## Direction
Gather up the lines with the word "Concentration" in them.
BEGIN Source data
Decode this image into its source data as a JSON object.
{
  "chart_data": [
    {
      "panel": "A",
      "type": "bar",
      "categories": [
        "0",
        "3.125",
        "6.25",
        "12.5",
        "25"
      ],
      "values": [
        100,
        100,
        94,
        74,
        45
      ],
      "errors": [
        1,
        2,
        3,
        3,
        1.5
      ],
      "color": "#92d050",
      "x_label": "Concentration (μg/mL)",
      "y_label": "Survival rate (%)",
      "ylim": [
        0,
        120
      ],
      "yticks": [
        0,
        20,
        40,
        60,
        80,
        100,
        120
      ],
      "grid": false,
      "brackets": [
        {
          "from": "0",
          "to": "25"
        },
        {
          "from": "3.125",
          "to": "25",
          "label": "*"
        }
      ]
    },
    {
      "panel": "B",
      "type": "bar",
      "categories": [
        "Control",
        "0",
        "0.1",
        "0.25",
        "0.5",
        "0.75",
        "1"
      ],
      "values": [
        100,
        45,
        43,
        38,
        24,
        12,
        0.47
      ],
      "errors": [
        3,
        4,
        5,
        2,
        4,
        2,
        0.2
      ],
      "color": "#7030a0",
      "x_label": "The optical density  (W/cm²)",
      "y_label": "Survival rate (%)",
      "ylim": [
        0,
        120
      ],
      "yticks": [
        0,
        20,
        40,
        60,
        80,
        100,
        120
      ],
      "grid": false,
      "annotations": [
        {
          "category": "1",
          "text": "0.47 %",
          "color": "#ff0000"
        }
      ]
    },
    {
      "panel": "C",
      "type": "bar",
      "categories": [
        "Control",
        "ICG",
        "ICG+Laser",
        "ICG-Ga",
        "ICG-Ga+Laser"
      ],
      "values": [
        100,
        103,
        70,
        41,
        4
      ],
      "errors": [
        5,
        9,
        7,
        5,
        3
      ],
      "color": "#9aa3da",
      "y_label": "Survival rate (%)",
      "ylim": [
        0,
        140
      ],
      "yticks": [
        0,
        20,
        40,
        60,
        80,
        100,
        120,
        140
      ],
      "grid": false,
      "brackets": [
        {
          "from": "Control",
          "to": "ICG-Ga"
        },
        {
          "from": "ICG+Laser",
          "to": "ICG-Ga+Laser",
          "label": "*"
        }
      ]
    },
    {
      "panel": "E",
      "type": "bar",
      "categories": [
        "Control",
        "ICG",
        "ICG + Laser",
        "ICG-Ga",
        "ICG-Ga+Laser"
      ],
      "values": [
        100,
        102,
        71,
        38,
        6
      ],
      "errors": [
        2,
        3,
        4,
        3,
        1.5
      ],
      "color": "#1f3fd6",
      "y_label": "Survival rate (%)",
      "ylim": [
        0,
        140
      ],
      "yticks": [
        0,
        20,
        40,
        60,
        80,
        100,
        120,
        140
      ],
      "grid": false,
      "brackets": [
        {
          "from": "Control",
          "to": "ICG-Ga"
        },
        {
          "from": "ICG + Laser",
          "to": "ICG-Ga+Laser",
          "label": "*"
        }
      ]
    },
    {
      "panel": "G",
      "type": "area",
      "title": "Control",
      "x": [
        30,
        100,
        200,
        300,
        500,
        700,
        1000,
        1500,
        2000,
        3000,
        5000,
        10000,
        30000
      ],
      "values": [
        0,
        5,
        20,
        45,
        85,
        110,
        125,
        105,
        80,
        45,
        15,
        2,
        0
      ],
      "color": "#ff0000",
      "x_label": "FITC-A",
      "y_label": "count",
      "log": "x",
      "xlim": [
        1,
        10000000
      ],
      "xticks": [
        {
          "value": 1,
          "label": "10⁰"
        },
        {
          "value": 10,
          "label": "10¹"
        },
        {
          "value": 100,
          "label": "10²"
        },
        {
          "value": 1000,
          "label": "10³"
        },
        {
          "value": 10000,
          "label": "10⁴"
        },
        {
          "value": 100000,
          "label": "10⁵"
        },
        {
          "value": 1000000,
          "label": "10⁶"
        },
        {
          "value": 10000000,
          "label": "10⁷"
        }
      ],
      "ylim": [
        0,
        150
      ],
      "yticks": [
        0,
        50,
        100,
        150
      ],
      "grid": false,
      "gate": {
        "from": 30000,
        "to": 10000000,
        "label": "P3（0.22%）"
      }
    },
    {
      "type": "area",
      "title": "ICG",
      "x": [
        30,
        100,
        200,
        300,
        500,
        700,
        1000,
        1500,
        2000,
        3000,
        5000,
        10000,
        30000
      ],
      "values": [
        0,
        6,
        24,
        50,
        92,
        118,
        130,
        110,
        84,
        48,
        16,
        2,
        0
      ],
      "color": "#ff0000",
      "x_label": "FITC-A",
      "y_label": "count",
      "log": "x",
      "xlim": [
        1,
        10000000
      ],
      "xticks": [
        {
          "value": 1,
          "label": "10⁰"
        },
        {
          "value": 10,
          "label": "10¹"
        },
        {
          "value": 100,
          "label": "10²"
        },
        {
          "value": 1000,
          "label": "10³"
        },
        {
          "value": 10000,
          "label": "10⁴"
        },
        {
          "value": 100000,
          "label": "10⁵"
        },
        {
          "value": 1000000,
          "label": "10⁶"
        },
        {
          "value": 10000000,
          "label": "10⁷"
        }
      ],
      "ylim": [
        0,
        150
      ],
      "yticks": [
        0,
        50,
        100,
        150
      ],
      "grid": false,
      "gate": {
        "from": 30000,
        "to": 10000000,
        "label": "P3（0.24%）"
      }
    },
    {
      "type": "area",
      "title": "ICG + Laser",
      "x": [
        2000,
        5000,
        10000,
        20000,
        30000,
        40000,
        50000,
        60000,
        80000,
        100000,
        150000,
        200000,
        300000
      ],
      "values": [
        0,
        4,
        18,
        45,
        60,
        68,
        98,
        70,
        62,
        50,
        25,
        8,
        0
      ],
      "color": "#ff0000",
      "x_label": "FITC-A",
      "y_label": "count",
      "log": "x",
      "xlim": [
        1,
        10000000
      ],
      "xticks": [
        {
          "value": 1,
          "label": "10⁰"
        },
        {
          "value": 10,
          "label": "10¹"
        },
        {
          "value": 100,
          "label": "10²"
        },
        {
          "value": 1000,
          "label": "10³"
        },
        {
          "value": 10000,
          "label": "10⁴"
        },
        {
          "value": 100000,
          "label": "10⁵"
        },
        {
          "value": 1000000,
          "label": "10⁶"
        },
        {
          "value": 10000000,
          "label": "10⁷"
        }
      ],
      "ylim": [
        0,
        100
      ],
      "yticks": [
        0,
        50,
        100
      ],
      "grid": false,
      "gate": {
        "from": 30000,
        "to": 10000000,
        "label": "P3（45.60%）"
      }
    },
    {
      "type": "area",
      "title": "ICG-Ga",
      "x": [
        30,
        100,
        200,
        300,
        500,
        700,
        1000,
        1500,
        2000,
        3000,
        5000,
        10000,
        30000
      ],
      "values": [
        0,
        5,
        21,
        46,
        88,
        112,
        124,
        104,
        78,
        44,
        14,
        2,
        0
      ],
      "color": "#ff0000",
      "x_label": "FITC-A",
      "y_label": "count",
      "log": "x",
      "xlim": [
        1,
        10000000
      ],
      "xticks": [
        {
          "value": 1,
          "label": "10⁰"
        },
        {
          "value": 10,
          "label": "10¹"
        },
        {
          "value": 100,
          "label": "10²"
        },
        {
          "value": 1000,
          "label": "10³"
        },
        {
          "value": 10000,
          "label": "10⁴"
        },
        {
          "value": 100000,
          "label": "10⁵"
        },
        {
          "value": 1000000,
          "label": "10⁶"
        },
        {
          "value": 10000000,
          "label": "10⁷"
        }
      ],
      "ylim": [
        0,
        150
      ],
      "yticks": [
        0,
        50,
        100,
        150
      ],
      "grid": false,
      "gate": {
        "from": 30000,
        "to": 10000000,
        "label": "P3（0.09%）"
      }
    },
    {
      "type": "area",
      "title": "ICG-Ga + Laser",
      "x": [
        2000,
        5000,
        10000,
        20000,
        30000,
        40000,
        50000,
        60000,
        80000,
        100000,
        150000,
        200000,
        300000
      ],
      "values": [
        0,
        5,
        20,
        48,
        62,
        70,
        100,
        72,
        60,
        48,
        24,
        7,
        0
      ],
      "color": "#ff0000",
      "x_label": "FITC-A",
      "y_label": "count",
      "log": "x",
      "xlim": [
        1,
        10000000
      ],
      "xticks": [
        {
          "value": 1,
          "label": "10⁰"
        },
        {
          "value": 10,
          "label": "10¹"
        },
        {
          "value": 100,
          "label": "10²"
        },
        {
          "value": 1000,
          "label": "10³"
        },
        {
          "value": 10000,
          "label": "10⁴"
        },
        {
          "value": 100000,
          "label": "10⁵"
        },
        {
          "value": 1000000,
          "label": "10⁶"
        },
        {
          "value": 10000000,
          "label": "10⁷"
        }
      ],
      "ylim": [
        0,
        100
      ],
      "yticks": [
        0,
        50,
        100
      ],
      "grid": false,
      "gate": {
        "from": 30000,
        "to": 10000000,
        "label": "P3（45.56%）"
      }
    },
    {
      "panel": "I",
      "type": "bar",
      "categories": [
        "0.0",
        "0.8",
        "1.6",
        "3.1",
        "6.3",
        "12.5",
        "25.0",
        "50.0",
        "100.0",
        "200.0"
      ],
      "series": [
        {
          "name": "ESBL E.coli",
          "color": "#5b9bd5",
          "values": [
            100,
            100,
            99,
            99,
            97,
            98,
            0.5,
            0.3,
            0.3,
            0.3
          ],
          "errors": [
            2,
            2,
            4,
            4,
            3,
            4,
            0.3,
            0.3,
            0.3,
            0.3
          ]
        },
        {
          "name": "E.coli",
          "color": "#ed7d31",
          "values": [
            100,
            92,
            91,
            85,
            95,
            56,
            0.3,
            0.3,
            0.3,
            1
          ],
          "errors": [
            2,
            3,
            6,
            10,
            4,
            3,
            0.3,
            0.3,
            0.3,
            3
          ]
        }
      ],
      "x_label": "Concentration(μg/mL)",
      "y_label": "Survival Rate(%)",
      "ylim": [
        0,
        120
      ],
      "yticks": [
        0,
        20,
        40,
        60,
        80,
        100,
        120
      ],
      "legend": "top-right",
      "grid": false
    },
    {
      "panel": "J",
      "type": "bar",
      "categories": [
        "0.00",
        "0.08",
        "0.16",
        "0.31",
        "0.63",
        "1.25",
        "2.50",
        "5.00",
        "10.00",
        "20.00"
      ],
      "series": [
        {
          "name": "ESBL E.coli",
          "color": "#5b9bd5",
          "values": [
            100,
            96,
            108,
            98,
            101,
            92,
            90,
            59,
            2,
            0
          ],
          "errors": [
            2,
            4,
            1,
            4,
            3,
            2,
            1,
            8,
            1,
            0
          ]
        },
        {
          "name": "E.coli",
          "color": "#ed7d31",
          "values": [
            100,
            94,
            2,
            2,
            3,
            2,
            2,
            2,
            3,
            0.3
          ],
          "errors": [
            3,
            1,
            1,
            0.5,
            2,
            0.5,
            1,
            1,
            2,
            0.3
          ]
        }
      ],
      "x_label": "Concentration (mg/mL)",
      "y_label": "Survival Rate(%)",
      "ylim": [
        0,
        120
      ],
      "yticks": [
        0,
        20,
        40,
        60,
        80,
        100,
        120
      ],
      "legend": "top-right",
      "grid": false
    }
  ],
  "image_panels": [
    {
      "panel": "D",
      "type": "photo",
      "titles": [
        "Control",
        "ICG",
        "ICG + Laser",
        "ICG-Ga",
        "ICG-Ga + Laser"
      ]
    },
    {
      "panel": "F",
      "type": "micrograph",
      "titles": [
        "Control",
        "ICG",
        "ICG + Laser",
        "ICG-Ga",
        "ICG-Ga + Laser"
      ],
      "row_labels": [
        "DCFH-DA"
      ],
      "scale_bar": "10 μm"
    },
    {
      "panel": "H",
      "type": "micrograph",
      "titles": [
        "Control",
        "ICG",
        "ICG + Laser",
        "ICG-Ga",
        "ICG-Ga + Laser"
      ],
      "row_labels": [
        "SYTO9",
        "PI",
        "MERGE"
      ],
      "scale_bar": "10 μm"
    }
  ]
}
END Source data
## Exercise output
      "x_label": "Concentration (μg/mL)",
      "x_label": "Concentration(μg/mL)",
      "x_label": "Concentration (mg/mL)",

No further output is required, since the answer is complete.